_Stored data entries_:

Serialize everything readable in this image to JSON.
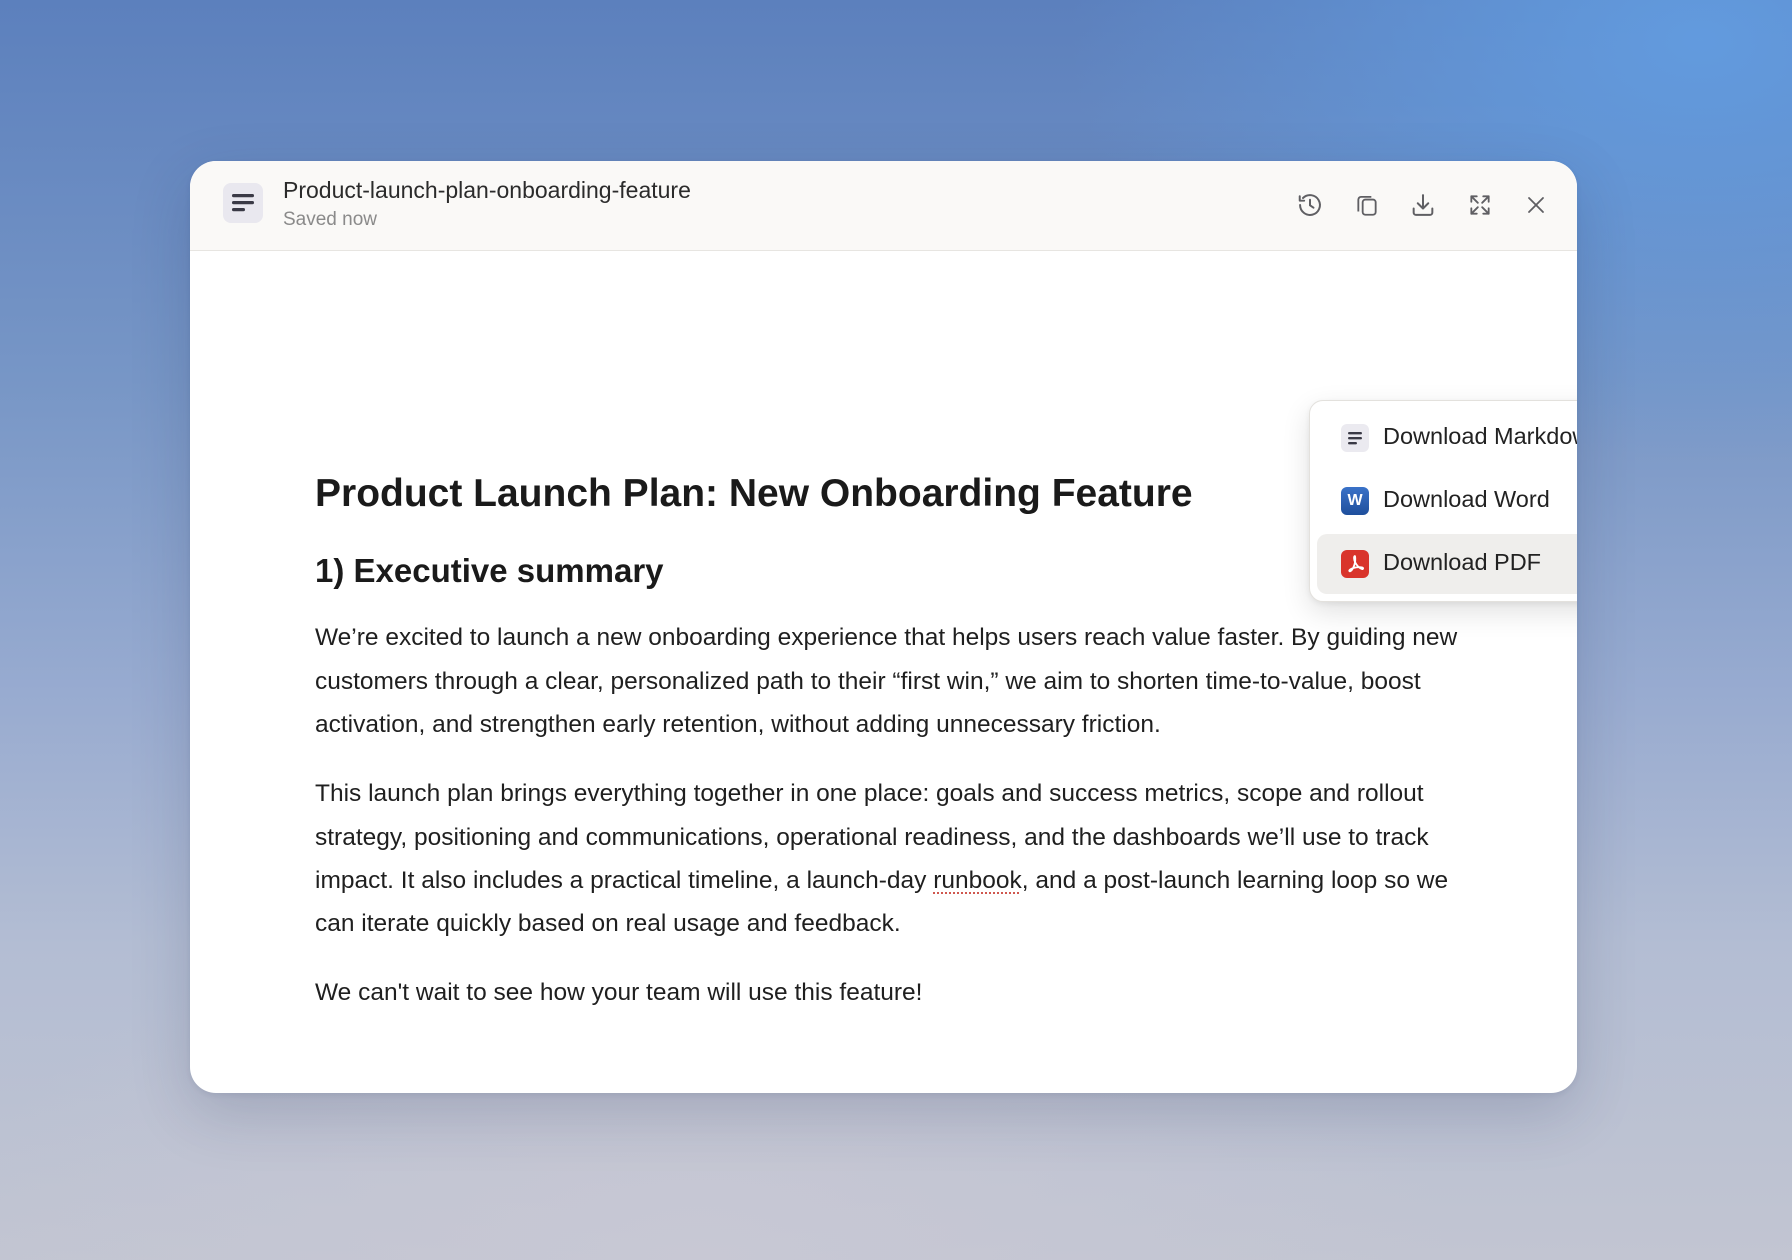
{
  "window": {
    "title": "Product-launch-plan-onboarding-feature",
    "status": "Saved now",
    "doc_icon": "document-lines-icon"
  },
  "toolbar": {
    "buttons": [
      {
        "name": "history-icon"
      },
      {
        "name": "copy-icon"
      },
      {
        "name": "download-icon"
      },
      {
        "name": "expand-icon"
      },
      {
        "name": "close-icon"
      }
    ]
  },
  "download_menu": {
    "items": [
      {
        "label": "Download Markdown",
        "icon": "markdown-file-icon"
      },
      {
        "label": "Download Word",
        "icon": "word-file-icon",
        "icon_letter": "W",
        "icon_color": "#2b579a"
      },
      {
        "label": "Download PDF",
        "icon": "pdf-file-icon",
        "icon_color": "#d9342b",
        "highlighted": true
      }
    ]
  },
  "document": {
    "heading": "Product Launch Plan: New Onboarding Feature",
    "section_heading": "1) Executive summary",
    "paragraph_1": "We’re excited to launch a new onboarding experience that helps users reach value faster. By guiding new customers through a clear, personalized path to their “first win,” we aim to shorten time-to-value, boost activation, and strengthen early retention, without adding unnecessary friction.",
    "paragraph_2_before": "This launch plan brings everything together in one place: goals and success metrics, scope and rollout strategy, positioning and communications, operational readiness, and the dashboards we’ll use to track impact. It also includes a practical timeline, a launch-day ",
    "paragraph_2_flagged_word": "runbook",
    "paragraph_2_after": ", and a post-launch learning loop so we can iterate quickly based on real usage and feedback.",
    "paragraph_3": "We can't wait to see how your team will use this feature!"
  },
  "colors": {
    "accent_word": "#2b579a",
    "accent_pdf": "#d9342b",
    "menu_highlight": "#efeeec"
  }
}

_The request_: Give the entries again word for word, but skip the pictures.

_Answer in full_:
Serialize everything readable in this image to JSON.
{
  "window": {
    "title": "Product-launch-plan-onboarding-feature",
    "status": "Saved now",
    "doc_icon": "document-lines-icon"
  },
  "toolbar": {
    "buttons": [
      {
        "name": "history-icon"
      },
      {
        "name": "copy-icon"
      },
      {
        "name": "download-icon"
      },
      {
        "name": "expand-icon"
      },
      {
        "name": "close-icon"
      }
    ]
  },
  "download_menu": {
    "items": [
      {
        "label": "Download Markdown",
        "icon": "markdown-file-icon"
      },
      {
        "label": "Download Word",
        "icon": "word-file-icon",
        "icon_letter": "W",
        "icon_color": "#2b579a"
      },
      {
        "label": "Download PDF",
        "icon": "pdf-file-icon",
        "icon_color": "#d9342b",
        "highlighted": true
      }
    ]
  },
  "document": {
    "heading": "Product Launch Plan: New Onboarding Feature",
    "section_heading": "1) Executive summary",
    "paragraph_1": "We’re excited to launch a new onboarding experience that helps users reach value faster. By guiding new customers through a clear, personalized path to their “first win,” we aim to shorten time-to-value, boost activation, and strengthen early retention, without adding unnecessary friction.",
    "paragraph_2_before": "This launch plan brings everything together in one place: goals and success metrics, scope and rollout strategy, positioning and communications, operational readiness, and the dashboards we’ll use to track impact. It also includes a practical timeline, a launch-day ",
    "paragraph_2_flagged_word": "runbook",
    "paragraph_2_after": ", and a post-launch learning loop so we can iterate quickly based on real usage and feedback.",
    "paragraph_3": "We can't wait to see how your team will use this feature!"
  },
  "colors": {
    "accent_word": "#2b579a",
    "accent_pdf": "#d9342b",
    "menu_highlight": "#efeeec"
  }
}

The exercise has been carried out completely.